- _What needs to be done_
Quote every line as written. Omit pictures.

- _Dataset entries_
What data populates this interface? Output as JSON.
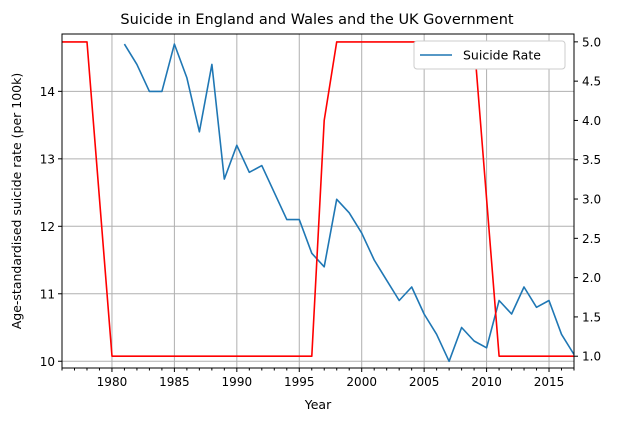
{
  "chart_data": {
    "type": "line",
    "title": "Suicide in England and Wales and the UK Government",
    "xlabel": "Year",
    "ylabel": "Age-standardised suicide rate (per 100k)",
    "xlim": [
      1976,
      2017
    ],
    "ylim": [
      9.9,
      14.85
    ],
    "y2lim": [
      0.85,
      5.1
    ],
    "grid": true,
    "legend_position": "top-right",
    "x_ticks": [
      1980,
      1985,
      1990,
      1995,
      2000,
      2005,
      2010,
      2015
    ],
    "y_ticks": [
      10,
      11,
      12,
      13,
      14
    ],
    "y2_ticks": [
      1.0,
      1.5,
      2.0,
      2.5,
      3.0,
      3.5,
      4.0,
      4.5,
      5.0
    ],
    "y2_tick_labels": [
      "1.0",
      "1.5",
      "2.0",
      "2.5",
      "3.0",
      "3.5",
      "4.0",
      "4.5",
      "5.0"
    ],
    "series": [
      {
        "name": "Suicide Rate",
        "color": "#1f77b4",
        "axis": "left",
        "x": [
          1981,
          1982,
          1983,
          1984,
          1985,
          1986,
          1987,
          1988,
          1989,
          1990,
          1991,
          1992,
          1993,
          1994,
          1995,
          1996,
          1997,
          1998,
          1999,
          2000,
          2001,
          2002,
          2003,
          2004,
          2005,
          2006,
          2007,
          2008,
          2009,
          2010,
          2011,
          2012,
          2013,
          2014,
          2015,
          2016,
          2017
        ],
        "values": [
          14.7,
          14.4,
          14.0,
          14.0,
          14.7,
          14.2,
          13.4,
          14.4,
          12.7,
          13.2,
          12.8,
          12.9,
          12.5,
          12.1,
          12.1,
          11.6,
          11.4,
          12.4,
          12.2,
          11.9,
          11.5,
          11.2,
          10.9,
          11.1,
          10.7,
          10.4,
          10.0,
          10.5,
          10.3,
          10.2,
          10.9,
          10.7,
          11.1,
          10.8,
          10.9,
          10.4,
          10.1
        ]
      },
      {
        "color": "#ff0000",
        "axis": "right",
        "x": [
          1976,
          1977,
          1978,
          1980,
          1996,
          1997,
          1998,
          2009,
          2011,
          2017
        ],
        "values": [
          5.0,
          5.0,
          5.0,
          1.0,
          1.0,
          4.0,
          5.0,
          5.0,
          1.0,
          1.0
        ]
      }
    ]
  }
}
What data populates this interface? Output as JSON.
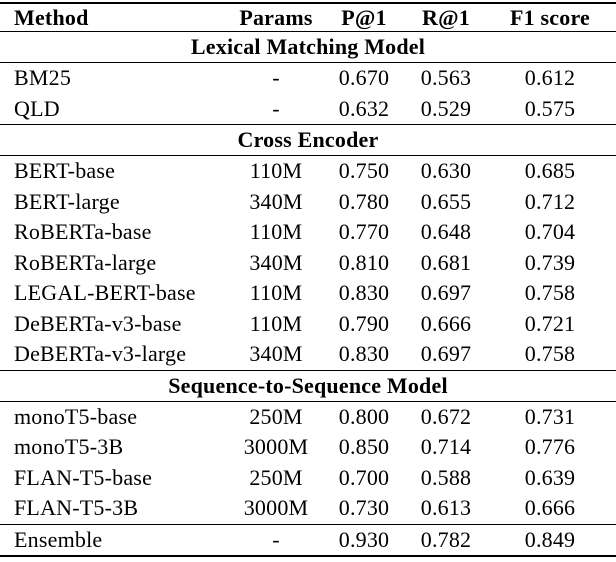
{
  "table": {
    "columns": [
      {
        "key": "method",
        "label": "Method"
      },
      {
        "key": "params",
        "label": "Params"
      },
      {
        "key": "p1",
        "label": "P@1"
      },
      {
        "key": "r1",
        "label": "R@1"
      },
      {
        "key": "f1",
        "label": "F1 score"
      }
    ],
    "sections": [
      {
        "title": "Lexical Matching Model",
        "rows": [
          {
            "method": "BM25",
            "params": "-",
            "p1": "0.670",
            "r1": "0.563",
            "f1": "0.612"
          },
          {
            "method": "QLD",
            "params": "-",
            "p1": "0.632",
            "r1": "0.529",
            "f1": "0.575"
          }
        ]
      },
      {
        "title": "Cross Encoder",
        "rows": [
          {
            "method": "BERT-base",
            "params": "110M",
            "p1": "0.750",
            "r1": "0.630",
            "f1": "0.685"
          },
          {
            "method": "BERT-large",
            "params": "340M",
            "p1": "0.780",
            "r1": "0.655",
            "f1": "0.712"
          },
          {
            "method": "RoBERTa-base",
            "params": "110M",
            "p1": "0.770",
            "r1": "0.648",
            "f1": "0.704"
          },
          {
            "method": "RoBERTa-large",
            "params": "340M",
            "p1": "0.810",
            "r1": "0.681",
            "f1": "0.739"
          },
          {
            "method": "LEGAL-BERT-base",
            "params": "110M",
            "p1": "0.830",
            "r1": "0.697",
            "f1": "0.758"
          },
          {
            "method": "DeBERTa-v3-base",
            "params": "110M",
            "p1": "0.790",
            "r1": "0.666",
            "f1": "0.721"
          },
          {
            "method": "DeBERTa-v3-large",
            "params": "340M",
            "p1": "0.830",
            "r1": "0.697",
            "f1": "0.758"
          }
        ]
      },
      {
        "title": "Sequence-to-Sequence Model",
        "rows": [
          {
            "method": "monoT5-base",
            "params": "250M",
            "p1": "0.800",
            "r1": "0.672",
            "f1": "0.731"
          },
          {
            "method": "monoT5-3B",
            "params": "3000M",
            "p1": "0.850",
            "r1": "0.714",
            "f1": "0.776"
          },
          {
            "method": "FLAN-T5-base",
            "params": "250M",
            "p1": "0.700",
            "r1": "0.588",
            "f1": "0.639"
          },
          {
            "method": "FLAN-T5-3B",
            "params": "3000M",
            "p1": "0.730",
            "r1": "0.613",
            "f1": "0.666"
          }
        ]
      },
      {
        "title": null,
        "rows": [
          {
            "method": "Ensemble",
            "params": "-",
            "p1": "0.930",
            "r1": "0.782",
            "f1": "0.849"
          }
        ]
      }
    ]
  }
}
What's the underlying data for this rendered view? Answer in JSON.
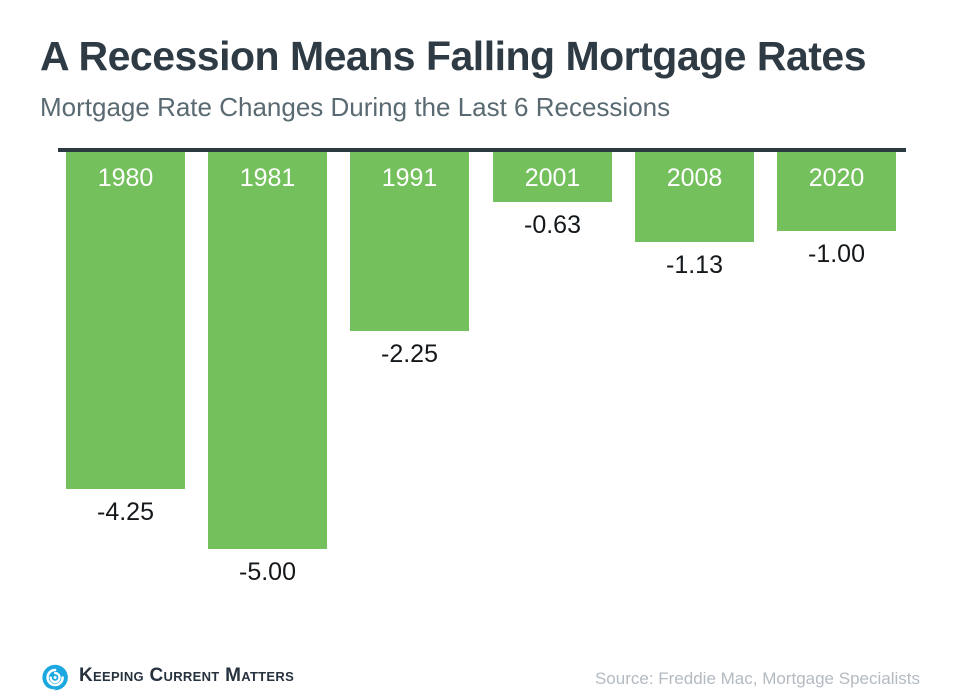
{
  "header": {
    "title": "A Recession Means Falling Mortgage Rates",
    "subtitle": "Mortgage Rate Changes During the Last 6 Recessions"
  },
  "chart_data": {
    "type": "bar",
    "orientation": "vertical-downward",
    "title": "A Recession Means Falling Mortgage Rates",
    "subtitle": "Mortgage Rate Changes During the Last 6 Recessions",
    "categories": [
      "1980",
      "1981",
      "1991",
      "2001",
      "2008",
      "2020"
    ],
    "values": [
      -4.25,
      -5.0,
      -2.25,
      -0.63,
      -1.13,
      -1.0
    ],
    "value_labels": [
      "-4.25",
      "-5.00",
      "-2.25",
      "-0.63",
      "-1.13",
      "-1.00"
    ],
    "xlabel": "",
    "ylabel": "",
    "ylim": [
      -5.5,
      0
    ],
    "grid": false,
    "legend": "none",
    "bar_color": "#73C05C",
    "baseline_color": "#2E3A42",
    "year_label_color": "#FFFFFF",
    "value_label_color": "#14181B"
  },
  "footer": {
    "logo_text": "Keeping Current Matters",
    "logo_icon": "kcm-swirl-icon",
    "logo_icon_color": "#1BA8E0",
    "source": "Source: Freddie Mac, Mortgage Specialists"
  }
}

- _Exercise response_
What data populates this interface? Output as JSON.
{
  "chart_data": {
    "type": "line",
    "title": "Suicide in England and Wales and the UK Government",
    "xlabel": "Year",
    "ylabel": "Age-standardised suicide rate (per 100k)",
    "xlim": [
      1976,
      2017
    ],
    "ylim": [
      9.9,
      14.85
    ],
    "y2lim": [
      0.85,
      5.1
    ],
    "grid": true,
    "legend_position": "top-right",
    "x_ticks": [
      1980,
      1985,
      1990,
      1995,
      2000,
      2005,
      2010,
      2015
    ],
    "y_ticks": [
      10,
      11,
      12,
      13,
      14
    ],
    "y2_ticks": [
      1.0,
      1.5,
      2.0,
      2.5,
      3.0,
      3.5,
      4.0,
      4.5,
      5.0
    ],
    "y2_tick_labels": [
      "1.0",
      "1.5",
      "2.0",
      "2.5",
      "3.0",
      "3.5",
      "4.0",
      "4.5",
      "5.0"
    ],
    "series": [
      {
        "name": "Suicide Rate",
        "color": "#1f77b4",
        "axis": "left",
        "x": [
          1981,
          1982,
          1983,
          1984,
          1985,
          1986,
          1987,
          1988,
          1989,
          1990,
          1991,
          1992,
          1993,
          1994,
          1995,
          1996,
          1997,
          1998,
          1999,
          2000,
          2001,
          2002,
          2003,
          2004,
          2005,
          2006,
          2007,
          2008,
          2009,
          2010,
          2011,
          2012,
          2013,
          2014,
          2015,
          2016,
          2017
        ],
        "values": [
          14.7,
          14.4,
          14.0,
          14.0,
          14.7,
          14.2,
          13.4,
          14.4,
          12.7,
          13.2,
          12.8,
          12.9,
          12.5,
          12.1,
          12.1,
          11.6,
          11.4,
          12.4,
          12.2,
          11.9,
          11.5,
          11.2,
          10.9,
          11.1,
          10.7,
          10.4,
          10.0,
          10.5,
          10.3,
          10.2,
          10.9,
          10.7,
          11.1,
          10.8,
          10.9,
          10.4,
          10.1
        ]
      },
      {
        "color": "#ff0000",
        "axis": "right",
        "x": [
          1976,
          1977,
          1978,
          1980,
          1996,
          1997,
          1998,
          2009,
          2011,
          2017
        ],
        "values": [
          5.0,
          5.0,
          5.0,
          1.0,
          1.0,
          4.0,
          5.0,
          5.0,
          1.0,
          1.0
        ]
      }
    ]
  }
}
What data populates this interface? Output as JSON.
{
  "table": {
    "columns": [
      {
        "key": "method",
        "label": "Method"
      },
      {
        "key": "params",
        "label": "Params"
      },
      {
        "key": "p1",
        "label": "P@1"
      },
      {
        "key": "r1",
        "label": "R@1"
      },
      {
        "key": "f1",
        "label": "F1 score"
      }
    ],
    "sections": [
      {
        "title": "Lexical Matching Model",
        "rows": [
          {
            "method": "BM25",
            "params": "-",
            "p1": "0.670",
            "r1": "0.563",
            "f1": "0.612"
          },
          {
            "method": "QLD",
            "params": "-",
            "p1": "0.632",
            "r1": "0.529",
            "f1": "0.575"
          }
        ]
      },
      {
        "title": "Cross Encoder",
        "rows": [
          {
            "method": "BERT-base",
            "params": "110M",
            "p1": "0.750",
            "r1": "0.630",
            "f1": "0.685"
          },
          {
            "method": "BERT-large",
            "params": "340M",
            "p1": "0.780",
            "r1": "0.655",
            "f1": "0.712"
          },
          {
            "method": "RoBERTa-base",
            "params": "110M",
            "p1": "0.770",
            "r1": "0.648",
            "f1": "0.704"
          },
          {
            "method": "RoBERTa-large",
            "params": "340M",
            "p1": "0.810",
            "r1": "0.681",
            "f1": "0.739"
          },
          {
            "method": "LEGAL-BERT-base",
            "params": "110M",
            "p1": "0.830",
            "r1": "0.697",
            "f1": "0.758"
          },
          {
            "method": "DeBERTa-v3-base",
            "params": "110M",
            "p1": "0.790",
            "r1": "0.666",
            "f1": "0.721"
          },
          {
            "method": "DeBERTa-v3-large",
            "params": "340M",
            "p1": "0.830",
            "r1": "0.697",
            "f1": "0.758"
          }
        ]
      },
      {
        "title": "Sequence-to-Sequence Model",
        "rows": [
          {
            "method": "monoT5-base",
            "params": "250M",
            "p1": "0.800",
            "r1": "0.672",
            "f1": "0.731"
          },
          {
            "method": "monoT5-3B",
            "params": "3000M",
            "p1": "0.850",
            "r1": "0.714",
            "f1": "0.776"
          },
          {
            "method": "FLAN-T5-base",
            "params": "250M",
            "p1": "0.700",
            "r1": "0.588",
            "f1": "0.639"
          },
          {
            "method": "FLAN-T5-3B",
            "params": "3000M",
            "p1": "0.730",
            "r1": "0.613",
            "f1": "0.666"
          }
        ]
      },
      {
        "title": null,
        "rows": [
          {
            "method": "Ensemble",
            "params": "-",
            "p1": "0.930",
            "r1": "0.782",
            "f1": "0.849"
          }
        ]
      }
    ]
  }
}
What's the underlying data for this rendered view? Answer in JSON.
{
  "header": {
    "title": "A Recession Means Falling Mortgage Rates",
    "subtitle": "Mortgage Rate Changes During the Last 6 Recessions"
  },
  "chart_data": {
    "type": "bar",
    "orientation": "vertical-downward",
    "title": "A Recession Means Falling Mortgage Rates",
    "subtitle": "Mortgage Rate Changes During the Last 6 Recessions",
    "categories": [
      "1980",
      "1981",
      "1991",
      "2001",
      "2008",
      "2020"
    ],
    "values": [
      -4.25,
      -5.0,
      -2.25,
      -0.63,
      -1.13,
      -1.0
    ],
    "value_labels": [
      "-4.25",
      "-5.00",
      "-2.25",
      "-0.63",
      "-1.13",
      "-1.00"
    ],
    "xlabel": "",
    "ylabel": "",
    "ylim": [
      -5.5,
      0
    ],
    "grid": false,
    "legend": "none",
    "bar_color": "#73C05C",
    "baseline_color": "#2E3A42",
    "year_label_color": "#FFFFFF",
    "value_label_color": "#14181B"
  },
  "footer": {
    "logo_text": "Keeping Current Matters",
    "logo_icon": "kcm-swirl-icon",
    "logo_icon_color": "#1BA8E0",
    "source": "Source: Freddie Mac, Mortgage Specialists"
  }
}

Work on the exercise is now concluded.